* **Task prompt**
Restate the whole listing exactly.

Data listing
--------------------------------------------------
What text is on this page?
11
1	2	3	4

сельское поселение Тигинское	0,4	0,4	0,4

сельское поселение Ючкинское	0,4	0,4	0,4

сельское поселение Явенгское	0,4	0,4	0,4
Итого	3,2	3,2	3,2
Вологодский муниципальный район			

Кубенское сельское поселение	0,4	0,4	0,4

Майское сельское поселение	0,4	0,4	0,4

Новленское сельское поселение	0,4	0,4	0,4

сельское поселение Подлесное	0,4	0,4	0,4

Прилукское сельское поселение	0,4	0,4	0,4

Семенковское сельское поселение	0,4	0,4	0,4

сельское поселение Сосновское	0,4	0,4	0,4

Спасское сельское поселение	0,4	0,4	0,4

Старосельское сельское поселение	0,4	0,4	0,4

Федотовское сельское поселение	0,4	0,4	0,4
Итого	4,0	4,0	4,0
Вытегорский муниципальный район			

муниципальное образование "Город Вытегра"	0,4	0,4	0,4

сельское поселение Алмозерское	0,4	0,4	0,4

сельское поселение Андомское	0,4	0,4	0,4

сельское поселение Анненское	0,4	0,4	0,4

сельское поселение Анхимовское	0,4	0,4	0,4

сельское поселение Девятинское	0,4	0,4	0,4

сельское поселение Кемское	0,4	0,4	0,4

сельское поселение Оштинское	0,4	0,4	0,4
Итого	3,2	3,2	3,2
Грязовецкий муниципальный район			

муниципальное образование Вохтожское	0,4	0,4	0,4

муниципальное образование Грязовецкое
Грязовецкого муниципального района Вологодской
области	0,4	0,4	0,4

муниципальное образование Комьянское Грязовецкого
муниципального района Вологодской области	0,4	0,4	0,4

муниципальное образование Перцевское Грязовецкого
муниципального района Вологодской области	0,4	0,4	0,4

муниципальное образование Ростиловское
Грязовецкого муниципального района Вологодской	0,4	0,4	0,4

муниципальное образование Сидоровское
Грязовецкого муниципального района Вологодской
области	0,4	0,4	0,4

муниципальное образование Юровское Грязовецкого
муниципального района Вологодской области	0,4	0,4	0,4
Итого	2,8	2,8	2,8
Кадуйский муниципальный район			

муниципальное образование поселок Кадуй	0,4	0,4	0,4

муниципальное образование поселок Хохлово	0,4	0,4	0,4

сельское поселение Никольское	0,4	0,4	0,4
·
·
--------------------------------------------------
* **Task response**
What text is on this page?
11
1	2	3	4

сельское поселение Тигинское	0,4	0,4	0,4

сельское поселение Ючкинское	0,4	0,4	0,4

сельское поселение Явенгское	0,4	0,4	0,4
Итого	3,2	3,2	3,2
Вологодский муниципальный район			

Кубенское сельское поселение	0,4	0,4	0,4

Майское сельское поселение	0,4	0,4	0,4

Новленское сельское поселение	0,4	0,4	0,4

сельское поселение Подлесное	0,4	0,4	0,4

Прилукское сельское поселение	0,4	0,4	0,4

Семенковское сельское поселение	0,4	0,4	0,4

сельское поселение Сосновское	0,4	0,4	0,4

Спасское сельское поселение	0,4	0,4	0,4

Старосельское сельское поселение	0,4	0,4	0,4

Федотовское сельское поселение	0,4	0,4	0,4
Итого	4,0	4,0	4,0
Вытегорский муниципальный район			

муниципальное образование "Город Вытегра"	0,4	0,4	0,4

сельское поселение Алмозерское	0,4	0,4	0,4

сельское поселение Андомское	0,4	0,4	0,4

сельское поселение Анненское	0,4	0,4	0,4

сельское поселение Анхимовское	0,4	0,4	0,4

сельское поселение Девятинское	0,4	0,4	0,4

сельское поселение Кемское	0,4	0,4	0,4

сельское поселение Оштинское	0,4	0,4	0,4
Итого	3,2	3,2	3,2
Грязовецкий муниципальный район			

муниципальное образование Вохтожское	0,4	0,4	0,4

муниципальное образование Грязовецкое
Грязовецкого муниципального района Вологодской
области	0,4	0,4	0,4

муниципальное образование Комьянское Грязовецкого
муниципального района Вологодской области	0,4	0,4	0,4

муниципальное образование Перцевское Грязовецкого
муниципального района Вологодской области	0,4	0,4	0,4

муниципальное образование Ростиловское
Грязовецкого муниципального района Вологодской	0,4	0,4	0,4

муниципальное образование Сидоровское
Грязовецкого муниципального района Вологодской
области	0,4	0,4	0,4

муниципальное образование Юровское Грязовецкого
муниципального района Вологодской области	0,4	0,4	0,4
Итого	2,8	2,8	2,8
Кадуйский муниципальный район			

муниципальное образование поселок Кадуй	0,4	0,4	0,4

муниципальное образование поселок Хохлово	0,4	0,4	0,4

сельское поселение Никольское	0,4	0,4	0,4
·
·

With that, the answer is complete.